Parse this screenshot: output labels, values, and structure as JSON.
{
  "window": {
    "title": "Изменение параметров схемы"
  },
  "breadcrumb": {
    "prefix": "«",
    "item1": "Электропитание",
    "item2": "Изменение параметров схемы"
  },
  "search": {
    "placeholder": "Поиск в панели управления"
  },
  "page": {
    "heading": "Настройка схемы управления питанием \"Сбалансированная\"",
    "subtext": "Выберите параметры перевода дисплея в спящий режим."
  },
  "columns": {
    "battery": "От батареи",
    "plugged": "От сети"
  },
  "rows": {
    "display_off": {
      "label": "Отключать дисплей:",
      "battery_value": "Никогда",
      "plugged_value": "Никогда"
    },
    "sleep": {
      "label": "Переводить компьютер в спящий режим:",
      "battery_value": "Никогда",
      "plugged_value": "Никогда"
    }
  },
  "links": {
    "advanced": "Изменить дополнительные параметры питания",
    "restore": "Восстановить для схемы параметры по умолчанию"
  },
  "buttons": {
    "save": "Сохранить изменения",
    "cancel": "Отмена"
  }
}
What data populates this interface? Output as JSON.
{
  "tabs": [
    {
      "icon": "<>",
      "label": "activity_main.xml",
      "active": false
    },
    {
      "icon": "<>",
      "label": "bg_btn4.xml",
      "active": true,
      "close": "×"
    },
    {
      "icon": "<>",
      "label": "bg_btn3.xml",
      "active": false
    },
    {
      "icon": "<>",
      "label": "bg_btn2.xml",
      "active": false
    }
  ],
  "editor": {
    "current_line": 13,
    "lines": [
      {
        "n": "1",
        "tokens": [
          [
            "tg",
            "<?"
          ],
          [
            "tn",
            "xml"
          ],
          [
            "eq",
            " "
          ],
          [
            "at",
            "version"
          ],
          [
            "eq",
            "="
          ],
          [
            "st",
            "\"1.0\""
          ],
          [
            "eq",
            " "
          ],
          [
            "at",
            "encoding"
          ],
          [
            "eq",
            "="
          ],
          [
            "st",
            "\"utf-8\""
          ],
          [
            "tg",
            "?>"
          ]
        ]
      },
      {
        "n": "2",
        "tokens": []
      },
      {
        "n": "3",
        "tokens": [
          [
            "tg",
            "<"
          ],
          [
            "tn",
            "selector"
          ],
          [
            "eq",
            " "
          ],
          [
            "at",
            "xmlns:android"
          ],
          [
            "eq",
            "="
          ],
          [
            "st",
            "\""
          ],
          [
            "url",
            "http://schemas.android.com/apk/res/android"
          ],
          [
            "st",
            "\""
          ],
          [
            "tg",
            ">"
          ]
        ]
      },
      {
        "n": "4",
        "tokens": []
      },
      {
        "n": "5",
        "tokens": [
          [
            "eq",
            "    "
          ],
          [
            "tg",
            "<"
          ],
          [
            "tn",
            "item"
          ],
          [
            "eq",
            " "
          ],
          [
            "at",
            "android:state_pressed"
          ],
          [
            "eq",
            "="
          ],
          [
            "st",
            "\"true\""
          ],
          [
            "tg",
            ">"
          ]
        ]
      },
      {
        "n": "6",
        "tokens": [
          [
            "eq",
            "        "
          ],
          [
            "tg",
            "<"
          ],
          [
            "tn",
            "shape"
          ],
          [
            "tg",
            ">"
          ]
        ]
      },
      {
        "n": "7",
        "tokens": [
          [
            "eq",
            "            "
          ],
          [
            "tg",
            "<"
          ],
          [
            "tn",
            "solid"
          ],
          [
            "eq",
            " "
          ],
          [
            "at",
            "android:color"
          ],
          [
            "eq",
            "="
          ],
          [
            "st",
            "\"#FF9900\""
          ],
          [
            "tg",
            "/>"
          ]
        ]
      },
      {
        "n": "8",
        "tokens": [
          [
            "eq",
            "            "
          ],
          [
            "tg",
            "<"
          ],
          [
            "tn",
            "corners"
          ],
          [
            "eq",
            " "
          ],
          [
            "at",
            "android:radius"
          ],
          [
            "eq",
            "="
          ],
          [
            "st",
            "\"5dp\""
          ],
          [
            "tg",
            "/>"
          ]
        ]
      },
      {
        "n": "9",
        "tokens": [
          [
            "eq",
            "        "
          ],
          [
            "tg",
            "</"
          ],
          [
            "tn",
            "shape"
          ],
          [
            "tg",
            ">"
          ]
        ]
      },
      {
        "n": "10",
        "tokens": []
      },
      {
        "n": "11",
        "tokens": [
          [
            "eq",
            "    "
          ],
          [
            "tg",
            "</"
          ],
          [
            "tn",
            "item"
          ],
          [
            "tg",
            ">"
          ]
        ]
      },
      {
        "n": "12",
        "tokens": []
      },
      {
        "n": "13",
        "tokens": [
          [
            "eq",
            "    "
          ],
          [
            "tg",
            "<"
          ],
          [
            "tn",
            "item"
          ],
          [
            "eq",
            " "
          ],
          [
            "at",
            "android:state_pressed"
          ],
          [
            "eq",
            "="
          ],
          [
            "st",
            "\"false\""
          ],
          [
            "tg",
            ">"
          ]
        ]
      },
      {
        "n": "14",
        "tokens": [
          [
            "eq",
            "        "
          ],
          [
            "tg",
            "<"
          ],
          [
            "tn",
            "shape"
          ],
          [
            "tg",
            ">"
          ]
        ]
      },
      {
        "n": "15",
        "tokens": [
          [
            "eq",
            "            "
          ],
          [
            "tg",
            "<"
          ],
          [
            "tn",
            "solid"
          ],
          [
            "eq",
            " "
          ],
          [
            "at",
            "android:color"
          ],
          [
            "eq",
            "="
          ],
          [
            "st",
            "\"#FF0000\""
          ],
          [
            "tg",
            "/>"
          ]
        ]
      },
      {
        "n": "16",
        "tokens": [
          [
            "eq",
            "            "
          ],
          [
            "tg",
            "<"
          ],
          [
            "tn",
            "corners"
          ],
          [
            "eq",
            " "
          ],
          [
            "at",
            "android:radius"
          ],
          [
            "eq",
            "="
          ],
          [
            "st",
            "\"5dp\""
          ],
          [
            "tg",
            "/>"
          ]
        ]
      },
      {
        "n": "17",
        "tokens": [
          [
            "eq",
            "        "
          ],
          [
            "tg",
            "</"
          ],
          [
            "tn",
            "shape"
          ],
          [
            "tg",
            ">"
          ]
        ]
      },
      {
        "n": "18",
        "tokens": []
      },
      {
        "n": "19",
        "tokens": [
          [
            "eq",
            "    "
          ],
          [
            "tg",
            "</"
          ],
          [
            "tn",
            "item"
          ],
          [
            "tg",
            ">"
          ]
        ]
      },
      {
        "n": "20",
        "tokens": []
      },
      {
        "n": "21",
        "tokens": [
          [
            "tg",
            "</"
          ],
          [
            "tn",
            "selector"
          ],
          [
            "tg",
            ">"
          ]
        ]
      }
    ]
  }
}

- _REQUIRED TASK_:
Retype every record above exactly as written.

- _FULL ANSWER_:
Parse this screenshot: output labels, values, and structure as JSON.
{
  "window": {
    "title": "Изменение параметров схемы"
  },
  "breadcrumb": {
    "prefix": "«",
    "item1": "Электропитание",
    "item2": "Изменение параметров схемы"
  },
  "search": {
    "placeholder": "Поиск в панели управления"
  },
  "page": {
    "heading": "Настройка схемы управления питанием \"Сбалансированная\"",
    "subtext": "Выберите параметры перевода дисплея в спящий режим."
  },
  "columns": {
    "battery": "От батареи",
    "plugged": "От сети"
  },
  "rows": {
    "display_off": {
      "label": "Отключать дисплей:",
      "battery_value": "Никогда",
      "plugged_value": "Никогда"
    },
    "sleep": {
      "label": "Переводить компьютер в спящий режим:",
      "battery_value": "Никогда",
      "plugged_value": "Никогда"
    }
  },
  "links": {
    "advanced": "Изменить дополнительные параметры питания",
    "restore": "Восстановить для схемы параметры по умолчанию"
  },
  "buttons": {
    "save": "Сохранить изменения",
    "cancel": "Отмена"
  }
}
What data populates this interface? Output as JSON.
{
  "tabs": [
    {
      "icon": "<>",
      "label": "activity_main.xml",
      "active": false
    },
    {
      "icon": "<>",
      "label": "bg_btn4.xml",
      "active": true,
      "close": "×"
    },
    {
      "icon": "<>",
      "label": "bg_btn3.xml",
      "active": false
    },
    {
      "icon": "<>",
      "label": "bg_btn2.xml",
      "active": false
    }
  ],
  "editor": {
    "current_line": 13,
    "lines": [
      {
        "n": "1",
        "tokens": [
          [
            "tg",
            "<?"
          ],
          [
            "tn",
            "xml"
          ],
          [
            "eq",
            " "
          ],
          [
            "at",
            "version"
          ],
          [
            "eq",
            "="
          ],
          [
            "st",
            "\"1.0\""
          ],
          [
            "eq",
            " "
          ],
          [
            "at",
            "encoding"
          ],
          [
            "eq",
            "="
          ],
          [
            "st",
            "\"utf-8\""
          ],
          [
            "tg",
            "?>"
          ]
        ]
      },
      {
        "n": "2",
        "tokens": []
      },
      {
        "n": "3",
        "tokens": [
          [
            "tg",
            "<"
          ],
          [
            "tn",
            "selector"
          ],
          [
            "eq",
            " "
          ],
          [
            "at",
            "xmlns:android"
          ],
          [
            "eq",
            "="
          ],
          [
            "st",
            "\""
          ],
          [
            "url",
            "http://schemas.android.com/apk/res/android"
          ],
          [
            "st",
            "\""
          ],
          [
            "tg",
            ">"
          ]
        ]
      },
      {
        "n": "4",
        "tokens": []
      },
      {
        "n": "5",
        "tokens": [
          [
            "eq",
            "    "
          ],
          [
            "tg",
            "<"
          ],
          [
            "tn",
            "item"
          ],
          [
            "eq",
            " "
          ],
          [
            "at",
            "android:state_pressed"
          ],
          [
            "eq",
            "="
          ],
          [
            "st",
            "\"true\""
          ],
          [
            "tg",
            ">"
          ]
        ]
      },
      {
        "n": "6",
        "tokens": [
          [
            "eq",
            "        "
          ],
          [
            "tg",
            "<"
          ],
          [
            "tn",
            "shape"
          ],
          [
            "tg",
            ">"
          ]
        ]
      },
      {
        "n": "7",
        "tokens": [
          [
            "eq",
            "            "
          ],
          [
            "tg",
            "<"
          ],
          [
            "tn",
            "solid"
          ],
          [
            "eq",
            " "
          ],
          [
            "at",
            "android:color"
          ],
          [
            "eq",
            "="
          ],
          [
            "st",
            "\"#FF9900\""
          ],
          [
            "tg",
            "/>"
          ]
        ]
      },
      {
        "n": "8",
        "tokens": [
          [
            "eq",
            "            "
          ],
          [
            "tg",
            "<"
          ],
          [
            "tn",
            "corners"
          ],
          [
            "eq",
            " "
          ],
          [
            "at",
            "android:radius"
          ],
          [
            "eq",
            "="
          ],
          [
            "st",
            "\"5dp\""
          ],
          [
            "tg",
            "/>"
          ]
        ]
      },
      {
        "n": "9",
        "tokens": [
          [
            "eq",
            "        "
          ],
          [
            "tg",
            "</"
          ],
          [
            "tn",
            "shape"
          ],
          [
            "tg",
            ">"
          ]
        ]
      },
      {
        "n": "10",
        "tokens": []
      },
      {
        "n": "11",
        "tokens": [
          [
            "eq",
            "    "
          ],
          [
            "tg",
            "</"
          ],
          [
            "tn",
            "item"
          ],
          [
            "tg",
            ">"
          ]
        ]
      },
      {
        "n": "12",
        "tokens": []
      },
      {
        "n": "13",
        "tokens": [
          [
            "eq",
            "    "
          ],
          [
            "tg",
            "<"
          ],
          [
            "tn",
            "item"
          ],
          [
            "eq",
            " "
          ],
          [
            "at",
            "android:state_pressed"
          ],
          [
            "eq",
            "="
          ],
          [
            "st",
            "\"false\""
          ],
          [
            "tg",
            ">"
          ]
        ]
      },
      {
        "n": "14",
        "tokens": [
          [
            "eq",
            "        "
          ],
          [
            "tg",
            "<"
          ],
          [
            "tn",
            "shape"
          ],
          [
            "tg",
            ">"
          ]
        ]
      },
      {
        "n": "15",
        "tokens": [
          [
            "eq",
            "            "
          ],
          [
            "tg",
            "<"
          ],
          [
            "tn",
            "solid"
          ],
          [
            "eq",
            " "
          ],
          [
            "at",
            "android:color"
          ],
          [
            "eq",
            "="
          ],
          [
            "st",
            "\"#FF0000\""
          ],
          [
            "tg",
            "/>"
          ]
        ]
      },
      {
        "n": "16",
        "tokens": [
          [
            "eq",
            "            "
          ],
          [
            "tg",
            "<"
          ],
          [
            "tn",
            "corners"
          ],
          [
            "eq",
            " "
          ],
          [
            "at",
            "android:radius"
          ],
          [
            "eq",
            "="
          ],
          [
            "st",
            "\"5dp\""
          ],
          [
            "tg",
            "/>"
          ]
        ]
      },
      {
        "n": "17",
        "tokens": [
          [
            "eq",
            "        "
          ],
          [
            "tg",
            "</"
          ],
          [
            "tn",
            "shape"
          ],
          [
            "tg",
            ">"
          ]
        ]
      },
      {
        "n": "18",
        "tokens": []
      },
      {
        "n": "19",
        "tokens": [
          [
            "eq",
            "    "
          ],
          [
            "tg",
            "</"
          ],
          [
            "tn",
            "item"
          ],
          [
            "tg",
            ">"
          ]
        ]
      },
      {
        "n": "20",
        "tokens": []
      },
      {
        "n": "21",
        "tokens": [
          [
            "tg",
            "</"
          ],
          [
            "tn",
            "selector"
          ],
          [
            "tg",
            ">"
          ]
        ]
      }
    ]
  }
}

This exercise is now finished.